> _WORK TO BE COMPLETED_: Here are some records. Copy each one exactly.

> _SOURCE RECORDS_:
————————
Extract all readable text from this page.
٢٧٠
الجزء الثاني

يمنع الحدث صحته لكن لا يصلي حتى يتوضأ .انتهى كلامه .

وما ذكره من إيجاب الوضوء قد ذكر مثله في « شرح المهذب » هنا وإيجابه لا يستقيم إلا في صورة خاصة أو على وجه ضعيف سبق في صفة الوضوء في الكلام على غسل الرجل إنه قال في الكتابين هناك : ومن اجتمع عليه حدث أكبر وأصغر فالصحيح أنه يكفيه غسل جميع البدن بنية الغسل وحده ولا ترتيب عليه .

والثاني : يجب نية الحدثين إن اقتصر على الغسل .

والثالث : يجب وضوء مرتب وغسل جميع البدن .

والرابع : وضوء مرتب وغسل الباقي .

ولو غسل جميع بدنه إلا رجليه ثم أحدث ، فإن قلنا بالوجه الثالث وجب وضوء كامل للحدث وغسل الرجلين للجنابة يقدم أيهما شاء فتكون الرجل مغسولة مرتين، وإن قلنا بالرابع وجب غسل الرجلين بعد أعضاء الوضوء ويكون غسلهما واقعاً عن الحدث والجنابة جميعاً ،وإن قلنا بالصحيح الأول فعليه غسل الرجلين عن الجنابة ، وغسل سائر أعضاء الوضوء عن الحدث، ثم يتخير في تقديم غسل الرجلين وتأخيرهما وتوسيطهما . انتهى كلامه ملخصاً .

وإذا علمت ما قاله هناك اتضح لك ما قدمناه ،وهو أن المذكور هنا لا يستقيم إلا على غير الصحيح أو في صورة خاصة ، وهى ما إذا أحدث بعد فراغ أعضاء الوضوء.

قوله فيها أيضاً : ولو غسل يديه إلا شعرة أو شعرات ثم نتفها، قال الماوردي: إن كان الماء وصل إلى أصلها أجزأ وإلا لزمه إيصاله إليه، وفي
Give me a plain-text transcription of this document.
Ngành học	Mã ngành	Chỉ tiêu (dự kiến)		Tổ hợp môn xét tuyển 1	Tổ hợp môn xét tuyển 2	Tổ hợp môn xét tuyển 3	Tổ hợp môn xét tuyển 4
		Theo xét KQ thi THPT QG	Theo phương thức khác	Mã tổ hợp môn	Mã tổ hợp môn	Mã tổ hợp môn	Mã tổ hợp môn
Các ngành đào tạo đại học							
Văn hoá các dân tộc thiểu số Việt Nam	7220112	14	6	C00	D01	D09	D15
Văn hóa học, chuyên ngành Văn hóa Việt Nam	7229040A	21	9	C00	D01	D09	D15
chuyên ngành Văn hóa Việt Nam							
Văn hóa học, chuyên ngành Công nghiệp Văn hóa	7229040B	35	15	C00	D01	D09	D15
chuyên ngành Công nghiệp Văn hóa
————————
> _THE COMPLETED TASK_:
Extract all readable text from this page.
٢٧٠
الجزء الثاني

يمنع الحدث صحته لكن لا يصلي حتى يتوضأ .انتهى كلامه .

وما ذكره من إيجاب الوضوء قد ذكر مثله في « شرح المهذب » هنا وإيجابه لا يستقيم إلا في صورة خاصة أو على وجه ضعيف سبق في صفة الوضوء في الكلام على غسل الرجل إنه قال في الكتابين هناك : ومن اجتمع عليه حدث أكبر وأصغر فالصحيح أنه يكفيه غسل جميع البدن بنية الغسل وحده ولا ترتيب عليه .

والثاني : يجب نية الحدثين إن اقتصر على الغسل .

والثالث : يجب وضوء مرتب وغسل جميع البدن .

والرابع : وضوء مرتب وغسل الباقي .

ولو غسل جميع بدنه إلا رجليه ثم أحدث ، فإن قلنا بالوجه الثالث وجب وضوء كامل للحدث وغسل الرجلين للجنابة يقدم أيهما شاء فتكون الرجل مغسولة مرتين، وإن قلنا بالرابع وجب غسل الرجلين بعد أعضاء الوضوء ويكون غسلهما واقعاً عن الحدث والجنابة جميعاً ،وإن قلنا بالصحيح الأول فعليه غسل الرجلين عن الجنابة ، وغسل سائر أعضاء الوضوء عن الحدث، ثم يتخير في تقديم غسل الرجلين وتأخيرهما وتوسيطهما . انتهى كلامه ملخصاً .

وإذا علمت ما قاله هناك اتضح لك ما قدمناه ،وهو أن المذكور هنا لا يستقيم إلا على غير الصحيح أو في صورة خاصة ، وهى ما إذا أحدث بعد فراغ أعضاء الوضوء.

قوله فيها أيضاً : ولو غسل يديه إلا شعرة أو شعرات ثم نتفها، قال الماوردي: إن كان الماء وصل إلى أصلها أجزأ وإلا لزمه إيصاله إليه، وفي
Give me a plain-text transcription of this document.
Ngành học	Mã ngành	Chỉ tiêu (dự kiến)		Tổ hợp môn xét tuyển 1	Tổ hợp môn xét tuyển 2	Tổ hợp môn xét tuyển 3	Tổ hợp môn xét tuyển 4
		Theo xét KQ thi THPT QG	Theo phương thức khác	Mã tổ hợp môn	Mã tổ hợp môn	Mã tổ hợp môn	Mã tổ hợp môn
Các ngành đào tạo đại học							
Văn hoá các dân tộc thiểu số Việt Nam	7220112	14	6	C00	D01	D09	D15
Văn hóa học, chuyên ngành Văn hóa Việt Nam	7229040A	21	9	C00	D01	D09	D15
chuyên ngành Văn hóa Việt Nam							
Văn hóa học, chuyên ngành Công nghiệp Văn hóa	7229040B	35	15	C00	D01	D09	D15
chuyên ngành Công nghiệp Văn hóa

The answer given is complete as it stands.